**Dataset records**
★ ★ ★ ★
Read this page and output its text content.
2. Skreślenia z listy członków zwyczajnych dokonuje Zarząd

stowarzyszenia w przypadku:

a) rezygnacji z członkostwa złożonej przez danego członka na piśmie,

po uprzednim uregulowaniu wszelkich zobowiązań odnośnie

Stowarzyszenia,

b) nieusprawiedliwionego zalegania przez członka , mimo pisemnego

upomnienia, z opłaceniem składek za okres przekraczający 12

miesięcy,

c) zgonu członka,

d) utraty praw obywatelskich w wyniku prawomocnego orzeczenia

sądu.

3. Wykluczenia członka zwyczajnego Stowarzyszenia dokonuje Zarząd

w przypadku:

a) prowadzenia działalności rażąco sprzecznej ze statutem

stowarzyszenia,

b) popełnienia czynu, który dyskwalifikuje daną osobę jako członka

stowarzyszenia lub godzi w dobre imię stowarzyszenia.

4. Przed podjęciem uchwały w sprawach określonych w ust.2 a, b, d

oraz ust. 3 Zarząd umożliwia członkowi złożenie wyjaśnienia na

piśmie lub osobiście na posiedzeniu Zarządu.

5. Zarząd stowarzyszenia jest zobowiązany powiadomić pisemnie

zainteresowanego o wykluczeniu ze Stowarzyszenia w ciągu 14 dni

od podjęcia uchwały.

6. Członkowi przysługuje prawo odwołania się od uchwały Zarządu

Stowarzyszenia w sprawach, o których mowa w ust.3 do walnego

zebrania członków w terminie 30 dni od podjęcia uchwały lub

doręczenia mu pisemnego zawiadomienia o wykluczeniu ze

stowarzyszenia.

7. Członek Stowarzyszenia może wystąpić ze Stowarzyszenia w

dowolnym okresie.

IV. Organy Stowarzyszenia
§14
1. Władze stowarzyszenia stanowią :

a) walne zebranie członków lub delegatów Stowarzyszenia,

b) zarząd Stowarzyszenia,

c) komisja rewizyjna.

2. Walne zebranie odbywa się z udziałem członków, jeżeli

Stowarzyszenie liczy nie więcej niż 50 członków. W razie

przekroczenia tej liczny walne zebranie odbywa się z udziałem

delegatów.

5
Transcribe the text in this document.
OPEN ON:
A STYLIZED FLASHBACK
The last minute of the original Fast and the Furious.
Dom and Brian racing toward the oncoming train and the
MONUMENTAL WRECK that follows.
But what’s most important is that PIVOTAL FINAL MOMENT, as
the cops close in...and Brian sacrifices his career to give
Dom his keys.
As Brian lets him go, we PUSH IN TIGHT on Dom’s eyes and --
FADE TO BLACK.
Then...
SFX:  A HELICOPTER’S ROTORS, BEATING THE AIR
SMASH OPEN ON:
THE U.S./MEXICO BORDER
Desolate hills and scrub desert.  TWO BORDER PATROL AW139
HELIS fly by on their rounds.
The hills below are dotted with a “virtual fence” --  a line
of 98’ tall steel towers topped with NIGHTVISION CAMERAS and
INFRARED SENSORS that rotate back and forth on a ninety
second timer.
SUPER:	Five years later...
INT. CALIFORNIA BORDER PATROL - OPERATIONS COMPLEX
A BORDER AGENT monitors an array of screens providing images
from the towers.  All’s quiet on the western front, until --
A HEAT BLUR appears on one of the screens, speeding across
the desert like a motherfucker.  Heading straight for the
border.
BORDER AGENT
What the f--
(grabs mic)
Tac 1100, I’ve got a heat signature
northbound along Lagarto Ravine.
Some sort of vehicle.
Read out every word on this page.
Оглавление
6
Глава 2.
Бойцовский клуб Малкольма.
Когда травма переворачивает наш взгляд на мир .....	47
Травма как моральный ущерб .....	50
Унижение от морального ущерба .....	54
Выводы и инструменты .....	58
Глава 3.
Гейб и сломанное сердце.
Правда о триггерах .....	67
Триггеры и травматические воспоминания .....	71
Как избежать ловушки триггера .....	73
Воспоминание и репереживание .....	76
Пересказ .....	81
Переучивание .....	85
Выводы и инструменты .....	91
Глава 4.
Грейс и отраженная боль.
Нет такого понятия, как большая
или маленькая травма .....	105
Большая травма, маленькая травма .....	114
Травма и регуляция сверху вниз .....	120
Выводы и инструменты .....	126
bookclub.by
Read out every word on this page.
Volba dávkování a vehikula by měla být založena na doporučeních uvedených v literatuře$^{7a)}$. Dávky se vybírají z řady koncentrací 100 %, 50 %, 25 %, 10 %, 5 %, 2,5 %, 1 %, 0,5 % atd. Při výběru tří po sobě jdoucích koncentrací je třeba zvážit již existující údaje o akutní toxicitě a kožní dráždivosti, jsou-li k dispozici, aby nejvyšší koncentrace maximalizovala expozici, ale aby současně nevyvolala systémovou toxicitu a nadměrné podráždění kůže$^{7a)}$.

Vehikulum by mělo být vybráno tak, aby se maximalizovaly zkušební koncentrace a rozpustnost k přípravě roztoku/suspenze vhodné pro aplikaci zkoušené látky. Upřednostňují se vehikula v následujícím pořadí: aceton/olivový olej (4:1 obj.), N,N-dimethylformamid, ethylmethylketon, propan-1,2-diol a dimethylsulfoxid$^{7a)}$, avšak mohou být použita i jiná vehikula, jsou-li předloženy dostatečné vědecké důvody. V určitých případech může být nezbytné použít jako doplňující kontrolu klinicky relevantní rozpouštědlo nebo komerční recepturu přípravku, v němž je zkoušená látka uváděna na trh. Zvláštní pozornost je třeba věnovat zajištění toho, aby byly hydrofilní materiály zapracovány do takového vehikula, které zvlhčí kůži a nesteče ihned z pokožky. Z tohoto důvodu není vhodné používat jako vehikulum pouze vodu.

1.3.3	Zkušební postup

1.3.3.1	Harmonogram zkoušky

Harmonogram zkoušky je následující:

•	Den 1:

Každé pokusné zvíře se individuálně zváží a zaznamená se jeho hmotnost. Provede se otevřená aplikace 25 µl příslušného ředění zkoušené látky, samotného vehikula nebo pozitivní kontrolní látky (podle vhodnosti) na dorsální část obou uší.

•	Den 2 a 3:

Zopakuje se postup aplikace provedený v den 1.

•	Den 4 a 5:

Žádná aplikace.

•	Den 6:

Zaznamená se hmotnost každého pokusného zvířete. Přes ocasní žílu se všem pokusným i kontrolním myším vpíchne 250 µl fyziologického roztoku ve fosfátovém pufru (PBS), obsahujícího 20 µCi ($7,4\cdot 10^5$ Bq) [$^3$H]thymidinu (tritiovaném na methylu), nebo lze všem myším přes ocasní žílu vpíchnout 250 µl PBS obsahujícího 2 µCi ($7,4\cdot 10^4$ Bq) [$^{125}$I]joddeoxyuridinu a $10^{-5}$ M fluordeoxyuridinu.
★ ★ ★ ★
**Directions for this task**
Make a verbatim copy of every entry shown above.

**Task result**
Read this page and output its text content.
2. Skreślenia z listy członków zwyczajnych dokonuje Zarząd

stowarzyszenia w przypadku:

a) rezygnacji z członkostwa złożonej przez danego członka na piśmie,

po uprzednim uregulowaniu wszelkich zobowiązań odnośnie

Stowarzyszenia,

b) nieusprawiedliwionego zalegania przez członka , mimo pisemnego

upomnienia, z opłaceniem składek za okres przekraczający 12

miesięcy,

c) zgonu członka,

d) utraty praw obywatelskich w wyniku prawomocnego orzeczenia

sądu.

3. Wykluczenia członka zwyczajnego Stowarzyszenia dokonuje Zarząd

w przypadku:

a) prowadzenia działalności rażąco sprzecznej ze statutem

stowarzyszenia,

b) popełnienia czynu, który dyskwalifikuje daną osobę jako członka

stowarzyszenia lub godzi w dobre imię stowarzyszenia.

4. Przed podjęciem uchwały w sprawach określonych w ust.2 a, b, d

oraz ust. 3 Zarząd umożliwia członkowi złożenie wyjaśnienia na

piśmie lub osobiście na posiedzeniu Zarządu.

5. Zarząd stowarzyszenia jest zobowiązany powiadomić pisemnie

zainteresowanego o wykluczeniu ze Stowarzyszenia w ciągu 14 dni

od podjęcia uchwały.

6. Członkowi przysługuje prawo odwołania się od uchwały Zarządu

Stowarzyszenia w sprawach, o których mowa w ust.3 do walnego

zebrania członków w terminie 30 dni od podjęcia uchwały lub

doręczenia mu pisemnego zawiadomienia o wykluczeniu ze

stowarzyszenia.

7. Członek Stowarzyszenia może wystąpić ze Stowarzyszenia w

dowolnym okresie.

IV. Organy Stowarzyszenia
§14
1. Władze stowarzyszenia stanowią :

a) walne zebranie członków lub delegatów Stowarzyszenia,

b) zarząd Stowarzyszenia,

c) komisja rewizyjna.

2. Walne zebranie odbywa się z udziałem członków, jeżeli

Stowarzyszenie liczy nie więcej niż 50 członków. W razie

przekroczenia tej liczny walne zebranie odbywa się z udziałem

delegatów.

5
Transcribe the text in this document.
OPEN ON:
A STYLIZED FLASHBACK
The last minute of the original Fast and the Furious.
Dom and Brian racing toward the oncoming train and the
MONUMENTAL WRECK that follows.
But what’s most important is that PIVOTAL FINAL MOMENT, as
the cops close in...and Brian sacrifices his career to give
Dom his keys.
As Brian lets him go, we PUSH IN TIGHT on Dom’s eyes and --
FADE TO BLACK.
Then...
SFX:  A HELICOPTER’S ROTORS, BEATING THE AIR
SMASH OPEN ON:
THE U.S./MEXICO BORDER
Desolate hills and scrub desert.  TWO BORDER PATROL AW139
HELIS fly by on their rounds.
The hills below are dotted with a “virtual fence” --  a line
of 98’ tall steel towers topped with NIGHTVISION CAMERAS and
INFRARED SENSORS that rotate back and forth on a ninety
second timer.
SUPER:	Five years later...
INT. CALIFORNIA BORDER PATROL - OPERATIONS COMPLEX
A BORDER AGENT monitors an array of screens providing images
from the towers.  All’s quiet on the western front, until --
A HEAT BLUR appears on one of the screens, speeding across
the desert like a motherfucker.  Heading straight for the
border.
BORDER AGENT
What the f--
(grabs mic)
Tac 1100, I’ve got a heat signature
northbound along Lagarto Ravine.
Some sort of vehicle.
Read out every word on this page.
Оглавление
6
Глава 2.
Бойцовский клуб Малкольма.
Когда травма переворачивает наш взгляд на мир .....	47
Травма как моральный ущерб .....	50
Унижение от морального ущерба .....	54
Выводы и инструменты .....	58
Глава 3.
Гейб и сломанное сердце.
Правда о триггерах .....	67
Триггеры и травматические воспоминания .....	71
Как избежать ловушки триггера .....	73
Воспоминание и репереживание .....	76
Пересказ .....	81
Переучивание .....	85
Выводы и инструменты .....	91
Глава 4.
Грейс и отраженная боль.
Нет такого понятия, как большая
или маленькая травма .....	105
Большая травма, маленькая травма .....	114
Травма и регуляция сверху вниз .....	120
Выводы и инструменты .....	126
bookclub.by
Read out every word on this page.
Volba dávkování a vehikula by měla být založena na doporučeních uvedených v literatuře$^{7a)}$. Dávky se vybírají z řady koncentrací 100 %, 50 %, 25 %, 10 %, 5 %, 2,5 %, 1 %, 0,5 % atd. Při výběru tří po sobě jdoucích koncentrací je třeba zvážit již existující údaje o akutní toxicitě a kožní dráždivosti, jsou-li k dispozici, aby nejvyšší koncentrace maximalizovala expozici, ale aby současně nevyvolala systémovou toxicitu a nadměrné podráždění kůže$^{7a)}$.

Vehikulum by mělo být vybráno tak, aby se maximalizovaly zkušební koncentrace a rozpustnost k přípravě roztoku/suspenze vhodné pro aplikaci zkoušené látky. Upřednostňují se vehikula v následujícím pořadí: aceton/olivový olej (4:1 obj.), N,N-dimethylformamid, ethylmethylketon, propan-1,2-diol a dimethylsulfoxid$^{7a)}$, avšak mohou být použita i jiná vehikula, jsou-li předloženy dostatečné vědecké důvody. V určitých případech může být nezbytné použít jako doplňující kontrolu klinicky relevantní rozpouštědlo nebo komerční recepturu přípravku, v němž je zkoušená látka uváděna na trh. Zvláštní pozornost je třeba věnovat zajištění toho, aby byly hydrofilní materiály zapracovány do takového vehikula, které zvlhčí kůži a nesteče ihned z pokožky. Z tohoto důvodu není vhodné používat jako vehikulum pouze vodu.

1.3.3	Zkušební postup

1.3.3.1	Harmonogram zkoušky

Harmonogram zkoušky je následující:

•	Den 1:

Každé pokusné zvíře se individuálně zváží a zaznamená se jeho hmotnost. Provede se otevřená aplikace 25 µl příslušného ředění zkoušené látky, samotného vehikula nebo pozitivní kontrolní látky (podle vhodnosti) na dorsální část obou uší.

•	Den 2 a 3:

Zopakuje se postup aplikace provedený v den 1.

•	Den 4 a 5:

Žádná aplikace.

•	Den 6:

Zaznamená se hmotnost každého pokusného zvířete. Přes ocasní žílu se všem pokusným i kontrolním myším vpíchne 250 µl fyziologického roztoku ve fosfátovém pufru (PBS), obsahujícího 20 µCi ($7,4\cdot 10^5$ Bq) [$^3$H]thymidinu (tritiovaném na methylu), nebo lze všem myším přes ocasní žílu vpíchnout 250 µl PBS obsahujícího 2 µCi ($7,4\cdot 10^4$ Bq) [$^{125}$I]joddeoxyuridinu a $10^{-5}$ M fluordeoxyuridinu.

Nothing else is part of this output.